» GOAL
Extract the full set of records that follows, word for word.

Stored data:
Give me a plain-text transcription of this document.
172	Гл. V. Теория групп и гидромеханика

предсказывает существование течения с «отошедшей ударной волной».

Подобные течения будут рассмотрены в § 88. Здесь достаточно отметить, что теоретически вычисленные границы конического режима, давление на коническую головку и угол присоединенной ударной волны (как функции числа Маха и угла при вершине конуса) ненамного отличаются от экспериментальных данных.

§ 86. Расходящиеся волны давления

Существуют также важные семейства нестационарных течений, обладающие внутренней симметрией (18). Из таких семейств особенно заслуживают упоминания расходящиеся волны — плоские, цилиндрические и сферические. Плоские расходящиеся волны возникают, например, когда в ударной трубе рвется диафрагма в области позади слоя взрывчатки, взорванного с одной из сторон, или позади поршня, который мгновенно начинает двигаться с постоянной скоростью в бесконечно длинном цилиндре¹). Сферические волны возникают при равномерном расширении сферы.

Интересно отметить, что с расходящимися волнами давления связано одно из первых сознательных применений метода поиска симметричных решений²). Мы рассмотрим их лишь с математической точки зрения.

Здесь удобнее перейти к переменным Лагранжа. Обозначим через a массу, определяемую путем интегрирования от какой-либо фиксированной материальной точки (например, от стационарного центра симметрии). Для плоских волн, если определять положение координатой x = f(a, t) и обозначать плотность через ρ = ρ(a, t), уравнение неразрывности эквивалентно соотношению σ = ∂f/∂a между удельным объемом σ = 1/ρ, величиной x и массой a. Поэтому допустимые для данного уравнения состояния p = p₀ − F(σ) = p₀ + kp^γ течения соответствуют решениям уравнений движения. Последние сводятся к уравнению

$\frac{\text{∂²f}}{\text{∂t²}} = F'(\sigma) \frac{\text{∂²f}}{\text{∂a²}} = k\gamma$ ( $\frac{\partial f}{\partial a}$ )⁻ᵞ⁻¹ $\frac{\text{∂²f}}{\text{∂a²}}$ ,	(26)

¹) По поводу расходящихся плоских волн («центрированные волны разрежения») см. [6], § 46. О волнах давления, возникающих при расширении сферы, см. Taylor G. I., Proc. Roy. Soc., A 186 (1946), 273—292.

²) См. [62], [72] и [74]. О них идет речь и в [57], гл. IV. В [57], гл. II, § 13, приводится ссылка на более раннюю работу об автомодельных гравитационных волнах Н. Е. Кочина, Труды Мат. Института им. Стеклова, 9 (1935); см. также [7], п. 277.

» RESPONSE TO THIS EXERCISE
Give me a plain-text transcription of this document.
172	Гл. V. Теория групп и гидромеханика

предсказывает существование течения с «отошедшей ударной волной».

Подобные течения будут рассмотрены в § 88. Здесь достаточно отметить, что теоретически вычисленные границы конического режима, давление на коническую головку и угол присоединенной ударной волны (как функции числа Маха и угла при вершине конуса) ненамного отличаются от экспериментальных данных.

§ 86. Расходящиеся волны давления

Существуют также важные семейства нестационарных течений, обладающие внутренней симметрией (18). Из таких семейств особенно заслуживают упоминания расходящиеся волны — плоские, цилиндрические и сферические. Плоские расходящиеся волны возникают, например, когда в ударной трубе рвется диафрагма в области позади слоя взрывчатки, взорванного с одной из сторон, или позади поршня, который мгновенно начинает двигаться с постоянной скоростью в бесконечно длинном цилиндре¹). Сферические волны возникают при равномерном расширении сферы.

Интересно отметить, что с расходящимися волнами давления связано одно из первых сознательных применений метода поиска симметричных решений²). Мы рассмотрим их лишь с математической точки зрения.

Здесь удобнее перейти к переменным Лагранжа. Обозначим через a массу, определяемую путем интегрирования от какой-либо фиксированной материальной точки (например, от стационарного центра симметрии). Для плоских волн, если определять положение координатой x = f(a, t) и обозначать плотность через ρ = ρ(a, t), уравнение неразрывности эквивалентно соотношению σ = ∂f/∂a между удельным объемом σ = 1/ρ, величиной x и массой a. Поэтому допустимые для данного уравнения состояния p = p₀ − F(σ) = p₀ + kp^γ течения соответствуют решениям уравнений движения. Последние сводятся к уравнению

$\frac{\text{∂²f}}{\text{∂t²}} = F'(\sigma) \frac{\text{∂²f}}{\text{∂a²}} = k\gamma$ ( $\frac{\partial f}{\partial a}$ )⁻ᵞ⁻¹ $\frac{\text{∂²f}}{\text{∂a²}}$ ,	(26)

¹) По поводу расходящихся плоских волн («центрированные волны разрежения») см. [6], § 46. О волнах давления, возникающих при расширении сферы, см. Taylor G. I., Proc. Roy. Soc., A 186 (1946), 273—292.

²) См. [62], [72] и [74]. О них идет речь и в [57], гл. IV. В [57], гл. II, § 13, приводится ссылка на более раннюю работу об автомодельных гравитационных волнах Н. Е. Кочина, Труды Мат. Института им. Стеклова, 9 (1935); см. также [7], п. 277.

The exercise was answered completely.